* _Apply what you read_:
A) In the blog post on statistics below, who noted in 2004 that selection biases may still occur in randomized trials, and where did they publish this?
B) Using the blog post on statistics below, explain in one to three sentences why randomized clinical trials assign patients at random to receive either the tested substance or a placebo.

* _Extract to read_:
◆ ◆ ◆ ◆
Friday, January 7, 2011

95% of Statistics are Bogus (Including This One)

My own Statistics page still languishes in its unstarted state, but a new article in Science News manages to present, more or less in layman's terms, precisely the sorts of problems that I wanted to highlight for readers here. So in the meantime, it's a useful starting point.

Tom Siegfried explains very well that the scientific method and statistical analysis are not necessarily natural bed-partners, and that even the games we play to make statistics seem "reliable" can end up, in certain cases, actually making them more misleading. Most of this will be old news to people with stats training, but it's still a good refresher. There's also a section specifically on the problems inherent in clinical trials:
Statistical problems also afflict the “gold standard” for medical research, the randomized, controlled clinical trials that test drugs for their ability to cure or their power to harm. Such trials assign patients at random to receive either the substance being tested or a placebo, typically a sugar pill; random selection supposedly guarantees that patients’ personal characteristics won’t bias the choice of who gets the actual treatment. But in practice, selection biases may still occur, Vance Berger and Sherri Weinstein noted in 2004 in Controlled Clinical Trials. “Some of the benefits ascribed to randomization, for example that it eliminates all selection bias, can better be described as fantasy than reality,” they wrote.
◆ ◆ ◆ ◆
* _Document understanding data_:
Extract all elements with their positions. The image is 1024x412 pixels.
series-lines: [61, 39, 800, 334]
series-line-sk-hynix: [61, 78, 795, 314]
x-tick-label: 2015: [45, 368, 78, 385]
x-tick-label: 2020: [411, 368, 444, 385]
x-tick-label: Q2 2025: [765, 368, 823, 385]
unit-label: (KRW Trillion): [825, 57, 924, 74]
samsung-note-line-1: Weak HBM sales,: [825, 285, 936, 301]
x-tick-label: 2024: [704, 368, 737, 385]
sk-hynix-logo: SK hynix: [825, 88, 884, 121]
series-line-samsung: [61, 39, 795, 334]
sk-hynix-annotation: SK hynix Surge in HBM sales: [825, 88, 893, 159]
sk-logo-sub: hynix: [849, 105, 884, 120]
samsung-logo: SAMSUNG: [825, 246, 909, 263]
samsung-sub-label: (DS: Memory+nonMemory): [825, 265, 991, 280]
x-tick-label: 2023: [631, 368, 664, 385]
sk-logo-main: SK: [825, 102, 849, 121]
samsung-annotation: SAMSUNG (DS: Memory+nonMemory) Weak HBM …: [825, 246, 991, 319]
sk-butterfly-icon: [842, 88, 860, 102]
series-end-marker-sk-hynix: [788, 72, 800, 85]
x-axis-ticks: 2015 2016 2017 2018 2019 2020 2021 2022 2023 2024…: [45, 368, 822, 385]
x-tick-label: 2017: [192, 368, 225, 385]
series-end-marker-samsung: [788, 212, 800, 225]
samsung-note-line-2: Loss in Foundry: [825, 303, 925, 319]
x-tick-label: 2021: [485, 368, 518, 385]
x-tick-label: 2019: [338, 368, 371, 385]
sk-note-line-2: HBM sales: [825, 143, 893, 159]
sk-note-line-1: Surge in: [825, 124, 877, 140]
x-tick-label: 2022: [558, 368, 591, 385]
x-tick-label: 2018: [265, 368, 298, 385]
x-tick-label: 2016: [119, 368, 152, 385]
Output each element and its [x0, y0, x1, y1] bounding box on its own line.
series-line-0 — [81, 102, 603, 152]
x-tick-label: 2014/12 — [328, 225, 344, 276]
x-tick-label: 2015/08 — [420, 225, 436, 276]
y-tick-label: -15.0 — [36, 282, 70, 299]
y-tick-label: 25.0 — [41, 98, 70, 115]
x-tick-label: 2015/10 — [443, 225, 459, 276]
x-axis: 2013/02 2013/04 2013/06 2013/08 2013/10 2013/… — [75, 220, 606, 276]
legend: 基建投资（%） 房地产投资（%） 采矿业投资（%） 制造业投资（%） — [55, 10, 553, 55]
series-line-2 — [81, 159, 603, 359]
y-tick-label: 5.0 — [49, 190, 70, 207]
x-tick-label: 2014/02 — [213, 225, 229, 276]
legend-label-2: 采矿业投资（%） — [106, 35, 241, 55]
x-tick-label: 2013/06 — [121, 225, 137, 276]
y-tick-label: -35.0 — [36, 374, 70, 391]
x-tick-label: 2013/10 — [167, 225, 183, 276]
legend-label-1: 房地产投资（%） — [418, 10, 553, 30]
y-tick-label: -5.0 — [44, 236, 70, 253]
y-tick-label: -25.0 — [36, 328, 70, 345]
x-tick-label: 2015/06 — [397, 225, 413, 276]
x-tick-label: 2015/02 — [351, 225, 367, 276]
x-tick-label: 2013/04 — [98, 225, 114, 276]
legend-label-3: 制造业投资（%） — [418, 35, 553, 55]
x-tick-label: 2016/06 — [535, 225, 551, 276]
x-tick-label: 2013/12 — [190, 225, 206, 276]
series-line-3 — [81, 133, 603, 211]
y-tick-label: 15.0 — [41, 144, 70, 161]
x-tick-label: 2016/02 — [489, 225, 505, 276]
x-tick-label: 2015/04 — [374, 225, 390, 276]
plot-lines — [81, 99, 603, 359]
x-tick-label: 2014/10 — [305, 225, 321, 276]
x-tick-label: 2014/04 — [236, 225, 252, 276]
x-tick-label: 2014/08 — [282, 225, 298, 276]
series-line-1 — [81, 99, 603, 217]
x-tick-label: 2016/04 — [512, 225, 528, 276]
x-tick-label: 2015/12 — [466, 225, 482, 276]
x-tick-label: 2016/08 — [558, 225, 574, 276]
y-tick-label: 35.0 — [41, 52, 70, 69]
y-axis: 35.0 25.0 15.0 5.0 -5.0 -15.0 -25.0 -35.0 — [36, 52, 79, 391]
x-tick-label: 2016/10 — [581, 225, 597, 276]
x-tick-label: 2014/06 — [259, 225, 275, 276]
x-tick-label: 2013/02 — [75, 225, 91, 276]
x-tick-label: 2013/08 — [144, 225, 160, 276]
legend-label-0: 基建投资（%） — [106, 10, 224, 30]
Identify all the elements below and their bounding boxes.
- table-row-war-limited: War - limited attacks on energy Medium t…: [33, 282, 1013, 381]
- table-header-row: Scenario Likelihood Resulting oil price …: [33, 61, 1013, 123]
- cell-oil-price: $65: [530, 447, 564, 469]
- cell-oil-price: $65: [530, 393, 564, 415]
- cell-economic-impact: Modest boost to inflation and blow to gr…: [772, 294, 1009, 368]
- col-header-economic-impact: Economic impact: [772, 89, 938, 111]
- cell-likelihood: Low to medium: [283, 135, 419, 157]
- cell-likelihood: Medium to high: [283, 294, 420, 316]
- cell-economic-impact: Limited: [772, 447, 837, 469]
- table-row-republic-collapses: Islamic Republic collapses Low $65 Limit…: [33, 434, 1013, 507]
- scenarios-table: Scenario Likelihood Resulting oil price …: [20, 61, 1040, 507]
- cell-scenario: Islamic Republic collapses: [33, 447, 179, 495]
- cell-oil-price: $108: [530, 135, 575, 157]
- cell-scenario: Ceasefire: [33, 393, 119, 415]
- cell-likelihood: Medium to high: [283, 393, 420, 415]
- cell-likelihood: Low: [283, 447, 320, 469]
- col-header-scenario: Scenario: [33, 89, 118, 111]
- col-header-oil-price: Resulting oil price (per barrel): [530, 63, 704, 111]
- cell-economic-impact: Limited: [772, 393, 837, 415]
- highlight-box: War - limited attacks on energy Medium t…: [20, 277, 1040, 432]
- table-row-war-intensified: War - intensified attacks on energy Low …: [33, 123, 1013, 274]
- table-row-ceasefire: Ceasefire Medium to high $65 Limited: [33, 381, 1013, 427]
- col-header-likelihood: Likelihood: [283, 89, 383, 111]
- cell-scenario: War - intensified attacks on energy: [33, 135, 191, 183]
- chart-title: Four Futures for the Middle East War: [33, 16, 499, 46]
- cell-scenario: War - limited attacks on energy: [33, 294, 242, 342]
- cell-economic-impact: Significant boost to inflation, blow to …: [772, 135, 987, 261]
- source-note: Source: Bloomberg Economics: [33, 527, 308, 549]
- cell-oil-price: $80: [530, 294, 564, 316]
◆ ◆ ◆ ◆
* _Task-by-task outputs_:
A) Vance Berger and Sherri Weinstein, in Controlled Clinical Trials.

B) Random selection supposedly guarantees that patients' personal characteristics won't bias the choice of who gets the actual treatment.